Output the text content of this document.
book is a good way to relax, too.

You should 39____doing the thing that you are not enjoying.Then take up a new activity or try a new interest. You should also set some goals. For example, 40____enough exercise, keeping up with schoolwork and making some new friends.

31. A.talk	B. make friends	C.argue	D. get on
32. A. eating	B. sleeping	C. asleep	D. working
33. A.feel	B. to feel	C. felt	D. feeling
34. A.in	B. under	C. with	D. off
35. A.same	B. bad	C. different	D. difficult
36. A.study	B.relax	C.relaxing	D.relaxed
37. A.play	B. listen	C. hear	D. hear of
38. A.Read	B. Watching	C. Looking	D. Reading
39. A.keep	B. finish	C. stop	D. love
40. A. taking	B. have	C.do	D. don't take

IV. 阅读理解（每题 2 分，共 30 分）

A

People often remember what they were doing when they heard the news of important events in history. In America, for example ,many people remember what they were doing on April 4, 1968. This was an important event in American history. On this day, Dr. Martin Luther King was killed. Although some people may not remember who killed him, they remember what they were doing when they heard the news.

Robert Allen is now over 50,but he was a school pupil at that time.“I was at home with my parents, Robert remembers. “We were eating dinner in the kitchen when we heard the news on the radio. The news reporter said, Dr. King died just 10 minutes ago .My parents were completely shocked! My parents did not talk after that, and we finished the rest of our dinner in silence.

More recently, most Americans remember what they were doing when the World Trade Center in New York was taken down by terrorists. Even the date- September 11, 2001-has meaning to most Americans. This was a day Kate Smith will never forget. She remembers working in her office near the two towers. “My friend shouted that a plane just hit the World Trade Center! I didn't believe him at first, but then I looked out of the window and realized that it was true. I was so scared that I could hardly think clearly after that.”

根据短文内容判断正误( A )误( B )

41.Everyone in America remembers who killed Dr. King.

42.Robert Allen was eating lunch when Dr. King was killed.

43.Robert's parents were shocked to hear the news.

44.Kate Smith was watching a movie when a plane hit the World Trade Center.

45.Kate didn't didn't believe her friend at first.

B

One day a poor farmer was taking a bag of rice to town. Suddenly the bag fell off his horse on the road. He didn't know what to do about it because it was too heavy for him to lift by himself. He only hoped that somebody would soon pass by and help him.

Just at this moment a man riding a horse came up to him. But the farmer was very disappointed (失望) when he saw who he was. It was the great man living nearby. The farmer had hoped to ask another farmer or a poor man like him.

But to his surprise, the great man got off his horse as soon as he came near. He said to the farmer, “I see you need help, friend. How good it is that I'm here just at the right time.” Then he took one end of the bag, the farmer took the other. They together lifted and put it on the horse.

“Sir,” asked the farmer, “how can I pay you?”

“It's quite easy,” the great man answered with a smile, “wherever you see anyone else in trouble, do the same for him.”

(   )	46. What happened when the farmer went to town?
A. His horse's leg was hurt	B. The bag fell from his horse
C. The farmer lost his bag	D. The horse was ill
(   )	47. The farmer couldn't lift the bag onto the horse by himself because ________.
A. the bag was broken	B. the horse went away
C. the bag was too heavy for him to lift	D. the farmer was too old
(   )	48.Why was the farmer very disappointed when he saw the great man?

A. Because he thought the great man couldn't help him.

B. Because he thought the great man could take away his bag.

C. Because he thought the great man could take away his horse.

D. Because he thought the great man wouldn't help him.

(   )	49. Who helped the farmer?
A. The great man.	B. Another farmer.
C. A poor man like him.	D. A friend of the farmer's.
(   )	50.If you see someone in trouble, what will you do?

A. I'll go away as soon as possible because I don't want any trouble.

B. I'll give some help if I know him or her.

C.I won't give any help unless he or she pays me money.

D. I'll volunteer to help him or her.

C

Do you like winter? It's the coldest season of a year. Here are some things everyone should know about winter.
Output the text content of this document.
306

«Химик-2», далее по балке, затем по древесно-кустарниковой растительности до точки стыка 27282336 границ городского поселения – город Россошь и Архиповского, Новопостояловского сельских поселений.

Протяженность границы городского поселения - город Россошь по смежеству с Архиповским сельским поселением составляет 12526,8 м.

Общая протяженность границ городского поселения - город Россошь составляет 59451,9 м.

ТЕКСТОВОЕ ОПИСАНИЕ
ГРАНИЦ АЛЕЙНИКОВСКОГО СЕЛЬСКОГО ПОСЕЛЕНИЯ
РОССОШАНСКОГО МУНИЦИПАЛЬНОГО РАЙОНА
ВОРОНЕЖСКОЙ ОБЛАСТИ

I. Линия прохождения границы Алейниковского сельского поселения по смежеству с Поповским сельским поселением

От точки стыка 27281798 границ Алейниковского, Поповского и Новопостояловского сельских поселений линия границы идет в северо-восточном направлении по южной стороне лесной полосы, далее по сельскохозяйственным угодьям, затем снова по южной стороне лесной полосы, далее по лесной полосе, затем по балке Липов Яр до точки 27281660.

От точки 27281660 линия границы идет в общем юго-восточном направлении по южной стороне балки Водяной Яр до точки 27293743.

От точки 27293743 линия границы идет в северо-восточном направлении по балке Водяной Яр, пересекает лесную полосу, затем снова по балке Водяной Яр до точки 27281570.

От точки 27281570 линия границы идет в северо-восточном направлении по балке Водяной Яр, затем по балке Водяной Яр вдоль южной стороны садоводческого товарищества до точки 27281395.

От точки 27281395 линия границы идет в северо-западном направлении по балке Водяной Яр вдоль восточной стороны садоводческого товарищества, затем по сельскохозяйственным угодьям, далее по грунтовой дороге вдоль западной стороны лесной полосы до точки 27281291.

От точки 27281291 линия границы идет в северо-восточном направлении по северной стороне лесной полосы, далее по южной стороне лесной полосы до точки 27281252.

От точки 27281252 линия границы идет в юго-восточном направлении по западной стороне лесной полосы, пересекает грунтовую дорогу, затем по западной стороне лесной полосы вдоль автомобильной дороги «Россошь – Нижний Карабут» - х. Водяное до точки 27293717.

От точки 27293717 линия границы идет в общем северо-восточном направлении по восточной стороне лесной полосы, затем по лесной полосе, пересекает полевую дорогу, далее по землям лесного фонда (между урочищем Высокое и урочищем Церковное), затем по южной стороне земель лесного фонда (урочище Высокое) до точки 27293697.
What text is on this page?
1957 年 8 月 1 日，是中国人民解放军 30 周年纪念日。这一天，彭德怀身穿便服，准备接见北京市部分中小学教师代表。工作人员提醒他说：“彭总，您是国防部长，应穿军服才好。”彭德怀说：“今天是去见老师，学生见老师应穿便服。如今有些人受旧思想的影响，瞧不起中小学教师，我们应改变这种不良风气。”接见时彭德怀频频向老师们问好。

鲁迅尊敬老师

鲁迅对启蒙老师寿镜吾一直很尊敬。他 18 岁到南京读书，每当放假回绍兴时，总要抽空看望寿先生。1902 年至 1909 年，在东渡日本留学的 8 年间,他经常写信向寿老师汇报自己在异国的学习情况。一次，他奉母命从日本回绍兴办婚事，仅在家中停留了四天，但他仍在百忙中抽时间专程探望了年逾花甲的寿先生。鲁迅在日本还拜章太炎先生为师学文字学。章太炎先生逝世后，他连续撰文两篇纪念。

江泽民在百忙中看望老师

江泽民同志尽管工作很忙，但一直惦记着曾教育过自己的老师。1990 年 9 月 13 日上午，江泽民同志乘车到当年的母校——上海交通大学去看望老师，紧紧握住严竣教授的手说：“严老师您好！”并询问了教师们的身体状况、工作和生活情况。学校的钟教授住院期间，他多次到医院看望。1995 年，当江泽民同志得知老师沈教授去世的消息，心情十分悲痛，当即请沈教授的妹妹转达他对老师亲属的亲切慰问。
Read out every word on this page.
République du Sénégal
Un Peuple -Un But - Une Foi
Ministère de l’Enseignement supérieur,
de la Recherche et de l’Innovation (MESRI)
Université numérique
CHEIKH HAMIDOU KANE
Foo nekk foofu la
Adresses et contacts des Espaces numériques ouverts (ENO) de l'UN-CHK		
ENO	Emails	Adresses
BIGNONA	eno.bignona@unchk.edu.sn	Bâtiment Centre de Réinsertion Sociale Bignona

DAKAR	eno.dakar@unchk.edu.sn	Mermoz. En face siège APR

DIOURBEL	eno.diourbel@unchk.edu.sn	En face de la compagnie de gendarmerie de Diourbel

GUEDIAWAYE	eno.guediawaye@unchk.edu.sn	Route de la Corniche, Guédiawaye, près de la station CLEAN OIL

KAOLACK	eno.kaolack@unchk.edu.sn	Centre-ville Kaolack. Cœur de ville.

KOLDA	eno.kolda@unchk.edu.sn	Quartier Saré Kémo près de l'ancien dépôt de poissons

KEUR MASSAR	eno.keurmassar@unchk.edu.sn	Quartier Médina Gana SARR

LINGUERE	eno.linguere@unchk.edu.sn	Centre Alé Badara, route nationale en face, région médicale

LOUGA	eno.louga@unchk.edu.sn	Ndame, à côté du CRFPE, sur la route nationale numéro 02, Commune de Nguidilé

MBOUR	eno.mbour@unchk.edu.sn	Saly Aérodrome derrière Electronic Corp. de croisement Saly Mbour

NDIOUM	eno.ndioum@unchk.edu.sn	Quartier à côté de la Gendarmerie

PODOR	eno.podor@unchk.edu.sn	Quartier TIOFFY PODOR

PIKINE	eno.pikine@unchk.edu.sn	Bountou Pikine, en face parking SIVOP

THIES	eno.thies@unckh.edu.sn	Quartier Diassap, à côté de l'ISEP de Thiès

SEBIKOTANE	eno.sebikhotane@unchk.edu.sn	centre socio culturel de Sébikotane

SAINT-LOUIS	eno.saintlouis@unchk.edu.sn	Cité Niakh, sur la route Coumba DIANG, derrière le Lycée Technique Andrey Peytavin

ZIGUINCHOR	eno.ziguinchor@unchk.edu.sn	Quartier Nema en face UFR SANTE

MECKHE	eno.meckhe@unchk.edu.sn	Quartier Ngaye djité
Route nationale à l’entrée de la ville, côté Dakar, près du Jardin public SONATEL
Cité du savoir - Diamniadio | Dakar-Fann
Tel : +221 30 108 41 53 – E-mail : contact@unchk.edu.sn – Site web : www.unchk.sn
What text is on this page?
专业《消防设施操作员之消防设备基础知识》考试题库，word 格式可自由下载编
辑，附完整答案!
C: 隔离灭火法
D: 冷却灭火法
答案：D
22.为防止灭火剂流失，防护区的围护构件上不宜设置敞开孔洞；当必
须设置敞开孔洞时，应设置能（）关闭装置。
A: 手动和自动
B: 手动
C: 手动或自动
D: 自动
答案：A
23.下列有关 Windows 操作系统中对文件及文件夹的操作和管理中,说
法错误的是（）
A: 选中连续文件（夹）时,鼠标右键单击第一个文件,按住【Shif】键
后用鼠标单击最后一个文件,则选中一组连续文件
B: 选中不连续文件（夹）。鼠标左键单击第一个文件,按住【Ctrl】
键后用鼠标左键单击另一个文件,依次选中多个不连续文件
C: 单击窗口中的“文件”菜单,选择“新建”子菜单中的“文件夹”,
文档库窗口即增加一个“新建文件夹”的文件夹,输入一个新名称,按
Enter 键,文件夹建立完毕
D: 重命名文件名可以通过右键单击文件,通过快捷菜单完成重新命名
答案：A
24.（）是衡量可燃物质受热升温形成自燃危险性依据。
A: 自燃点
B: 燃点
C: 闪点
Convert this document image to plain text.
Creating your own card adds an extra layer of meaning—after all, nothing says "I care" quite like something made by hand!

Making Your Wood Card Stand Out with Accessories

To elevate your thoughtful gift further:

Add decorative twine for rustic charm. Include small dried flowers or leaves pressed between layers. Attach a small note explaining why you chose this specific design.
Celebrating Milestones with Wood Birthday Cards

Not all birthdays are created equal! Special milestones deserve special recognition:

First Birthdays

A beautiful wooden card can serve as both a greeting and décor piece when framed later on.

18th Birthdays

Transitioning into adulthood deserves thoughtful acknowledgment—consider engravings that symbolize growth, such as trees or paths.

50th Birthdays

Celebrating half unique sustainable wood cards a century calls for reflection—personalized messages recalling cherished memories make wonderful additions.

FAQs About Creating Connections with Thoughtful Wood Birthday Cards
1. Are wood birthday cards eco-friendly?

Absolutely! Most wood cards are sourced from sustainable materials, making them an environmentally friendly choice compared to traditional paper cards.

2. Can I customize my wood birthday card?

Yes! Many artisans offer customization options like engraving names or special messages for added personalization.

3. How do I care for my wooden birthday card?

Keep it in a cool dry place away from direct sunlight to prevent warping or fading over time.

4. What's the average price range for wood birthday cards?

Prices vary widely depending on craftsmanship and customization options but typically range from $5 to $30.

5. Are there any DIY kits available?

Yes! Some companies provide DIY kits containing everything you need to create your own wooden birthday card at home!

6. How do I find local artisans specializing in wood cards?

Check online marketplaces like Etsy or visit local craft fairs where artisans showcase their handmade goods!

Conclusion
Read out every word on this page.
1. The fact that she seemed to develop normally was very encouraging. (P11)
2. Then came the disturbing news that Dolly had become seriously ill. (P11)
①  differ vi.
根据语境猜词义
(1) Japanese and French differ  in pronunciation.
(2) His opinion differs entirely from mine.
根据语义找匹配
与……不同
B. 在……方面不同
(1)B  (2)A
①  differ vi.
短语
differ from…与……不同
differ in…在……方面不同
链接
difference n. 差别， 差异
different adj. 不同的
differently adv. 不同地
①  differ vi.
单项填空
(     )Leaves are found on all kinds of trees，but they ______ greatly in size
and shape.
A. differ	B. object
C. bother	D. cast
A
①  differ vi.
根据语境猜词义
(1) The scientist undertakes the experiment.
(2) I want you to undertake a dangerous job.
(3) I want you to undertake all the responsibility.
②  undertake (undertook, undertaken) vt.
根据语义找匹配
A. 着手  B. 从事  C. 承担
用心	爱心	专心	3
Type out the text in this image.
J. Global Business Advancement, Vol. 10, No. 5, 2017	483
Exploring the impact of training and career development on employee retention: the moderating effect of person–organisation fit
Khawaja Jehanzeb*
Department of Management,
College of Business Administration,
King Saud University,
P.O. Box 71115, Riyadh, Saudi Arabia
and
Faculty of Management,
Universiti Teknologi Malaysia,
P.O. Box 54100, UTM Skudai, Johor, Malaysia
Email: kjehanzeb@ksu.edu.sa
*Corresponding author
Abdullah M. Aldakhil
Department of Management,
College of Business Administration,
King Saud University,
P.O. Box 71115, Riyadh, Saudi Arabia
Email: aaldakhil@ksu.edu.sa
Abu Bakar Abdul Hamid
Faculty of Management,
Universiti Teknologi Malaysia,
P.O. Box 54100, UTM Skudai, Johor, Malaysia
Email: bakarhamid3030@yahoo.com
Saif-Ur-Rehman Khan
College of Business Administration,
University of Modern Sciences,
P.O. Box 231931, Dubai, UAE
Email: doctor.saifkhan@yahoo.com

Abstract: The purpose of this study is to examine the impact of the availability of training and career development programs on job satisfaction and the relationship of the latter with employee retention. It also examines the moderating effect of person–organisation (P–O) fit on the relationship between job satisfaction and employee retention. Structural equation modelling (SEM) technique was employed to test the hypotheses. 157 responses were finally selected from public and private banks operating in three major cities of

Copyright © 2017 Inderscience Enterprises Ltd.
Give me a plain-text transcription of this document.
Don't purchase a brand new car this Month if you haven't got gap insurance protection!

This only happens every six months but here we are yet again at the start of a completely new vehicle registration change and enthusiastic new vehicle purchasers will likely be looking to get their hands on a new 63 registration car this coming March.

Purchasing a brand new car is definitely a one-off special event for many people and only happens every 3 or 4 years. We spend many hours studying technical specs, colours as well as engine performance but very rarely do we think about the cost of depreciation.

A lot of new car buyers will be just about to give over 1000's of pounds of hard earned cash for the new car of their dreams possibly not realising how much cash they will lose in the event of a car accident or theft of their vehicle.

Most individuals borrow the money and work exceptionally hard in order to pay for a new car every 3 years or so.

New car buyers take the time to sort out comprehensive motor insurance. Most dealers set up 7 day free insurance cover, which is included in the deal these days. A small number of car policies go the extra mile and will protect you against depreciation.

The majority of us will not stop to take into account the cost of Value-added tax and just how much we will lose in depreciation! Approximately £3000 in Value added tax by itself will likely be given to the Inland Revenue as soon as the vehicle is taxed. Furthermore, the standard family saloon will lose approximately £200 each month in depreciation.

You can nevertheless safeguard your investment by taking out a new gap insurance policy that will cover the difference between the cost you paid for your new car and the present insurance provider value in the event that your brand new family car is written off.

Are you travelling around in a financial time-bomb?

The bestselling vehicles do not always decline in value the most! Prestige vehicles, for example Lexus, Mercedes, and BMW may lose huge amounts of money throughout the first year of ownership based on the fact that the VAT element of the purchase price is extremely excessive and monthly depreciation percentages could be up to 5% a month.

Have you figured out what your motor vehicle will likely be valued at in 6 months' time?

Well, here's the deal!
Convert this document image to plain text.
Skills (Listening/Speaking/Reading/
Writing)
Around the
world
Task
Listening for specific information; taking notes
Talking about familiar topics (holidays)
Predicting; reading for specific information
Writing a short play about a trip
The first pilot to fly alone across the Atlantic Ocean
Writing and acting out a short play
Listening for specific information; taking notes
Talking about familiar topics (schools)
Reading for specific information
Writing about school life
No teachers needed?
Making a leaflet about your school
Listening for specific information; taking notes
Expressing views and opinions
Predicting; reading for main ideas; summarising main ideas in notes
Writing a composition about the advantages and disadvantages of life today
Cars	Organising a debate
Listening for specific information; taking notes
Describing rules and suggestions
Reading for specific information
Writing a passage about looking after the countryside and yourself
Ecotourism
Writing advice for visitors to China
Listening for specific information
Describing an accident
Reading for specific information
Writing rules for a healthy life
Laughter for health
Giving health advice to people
========================
## TO BE DONE
Pull out all lines in the data above that include "далее".

## RESPONSE TO THE TASK
«Химик-2», далее по балке, затем по древесно-кустарниковой растительности до точки стыка 27282336 границ городского поселения – город Россошь и Архиповского, Новопостояловского сельских поселений.
От точки стыка 27281798 границ Алейниковского, Поповского и Новопостояловского сельских поселений линия границы идет в северо-восточном направлении по южной стороне лесной полосы, далее по сельскохозяйственным угодьям, затем снова по южной стороне лесной полосы, далее по лесной полосе, затем по балке Липов Яр до точки 27281660.
От точки 27281395 линия границы идет в северо-западном направлении по балке Водяной Яр вдоль восточной стороны садоводческого товарищества, затем по сельскохозяйственным угодьям, далее по грунтовой дороге вдоль западной стороны лесной полосы до точки 27281291.
От точки 27281291 линия границы идет в северо-восточном направлении по северной стороне лесной полосы, далее по южной стороне лесной полосы до точки 27281252.
От точки 27293717 линия границы идет в общем северо-восточном направлении по восточной стороне лесной полосы, затем по лесной полосе, пересекает полевую дорогу, далее по землям лесного фонда (между урочищем Высокое и урочищем Церковное), затем по южной стороне земель лесного фонда (урочище Высокое) до точки 27293697.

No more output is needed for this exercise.